→ **Input for this task**

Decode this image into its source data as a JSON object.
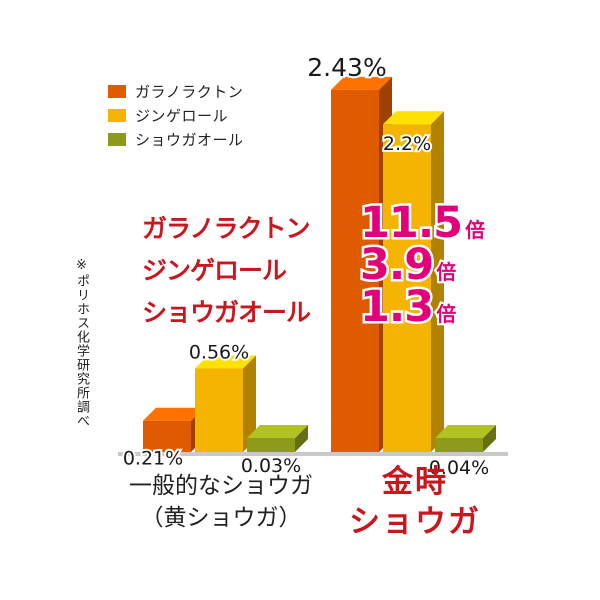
{
  "chart_data": {
    "type": "bar",
    "categories": [
      "一般的なショウガ（黄ショウガ）",
      "金時ショウガ"
    ],
    "series": [
      {
        "name": "ガラノラクトン",
        "values": [
          0.21,
          2.43
        ],
        "labels": [
          "0.21%",
          "2.43%"
        ],
        "color": "#e05a00"
      },
      {
        "name": "ジンゲロール",
        "values": [
          0.56,
          2.2
        ],
        "labels": [
          "0.56%",
          "2.2%"
        ],
        "color": "#f4b400"
      },
      {
        "name": "ショウガオール",
        "values": [
          0.03,
          0.04
        ],
        "labels": [
          "0.03%",
          "0.04%"
        ],
        "color": "#8e9a1c"
      }
    ],
    "legend_position": "top-left",
    "grid": false
  },
  "legend": [
    {
      "label": "ガラノラクトン",
      "color": "#e05a00"
    },
    {
      "label": "ジンゲロール",
      "color": "#f4b400"
    },
    {
      "label": "ショウガオール",
      "color": "#8e9a1c"
    }
  ],
  "multipliers": [
    {
      "name": "ガラノラクトン",
      "value": "11.5",
      "unit": "倍"
    },
    {
      "name": "ジンゲロール",
      "value": "3.9",
      "unit": "倍"
    },
    {
      "name": "ショウガオール",
      "value": "1.3",
      "unit": "倍"
    }
  ],
  "note": "※ポリホス化学研究所調べ",
  "category_labels": {
    "general_line1": "一般的なショウガ",
    "general_line2": "（黄ショウガ）",
    "kintoki_line1": "金時",
    "kintoki_line2": "ショウガ"
  }
}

→ **Instructions to follow**
Set the entries down again exactly. Do not include the images.

→ **Finished answer**
Decode this image into its source data as a JSON object.
{
  "chart_data": {
    "type": "bar",
    "categories": [
      "一般的なショウガ（黄ショウガ）",
      "金時ショウガ"
    ],
    "series": [
      {
        "name": "ガラノラクトン",
        "values": [
          0.21,
          2.43
        ],
        "labels": [
          "0.21%",
          "2.43%"
        ],
        "color": "#e05a00"
      },
      {
        "name": "ジンゲロール",
        "values": [
          0.56,
          2.2
        ],
        "labels": [
          "0.56%",
          "2.2%"
        ],
        "color": "#f4b400"
      },
      {
        "name": "ショウガオール",
        "values": [
          0.03,
          0.04
        ],
        "labels": [
          "0.03%",
          "0.04%"
        ],
        "color": "#8e9a1c"
      }
    ],
    "legend_position": "top-left",
    "grid": false
  },
  "legend": [
    {
      "label": "ガラノラクトン",
      "color": "#e05a00"
    },
    {
      "label": "ジンゲロール",
      "color": "#f4b400"
    },
    {
      "label": "ショウガオール",
      "color": "#8e9a1c"
    }
  ],
  "multipliers": [
    {
      "name": "ガラノラクトン",
      "value": "11.5",
      "unit": "倍"
    },
    {
      "name": "ジンゲロール",
      "value": "3.9",
      "unit": "倍"
    },
    {
      "name": "ショウガオール",
      "value": "1.3",
      "unit": "倍"
    }
  ],
  "note": "※ポリホス化学研究所調べ",
  "category_labels": {
    "general_line1": "一般的なショウガ",
    "general_line2": "（黄ショウガ）",
    "kintoki_line1": "金時",
    "kintoki_line2": "ショウガ"
  }
}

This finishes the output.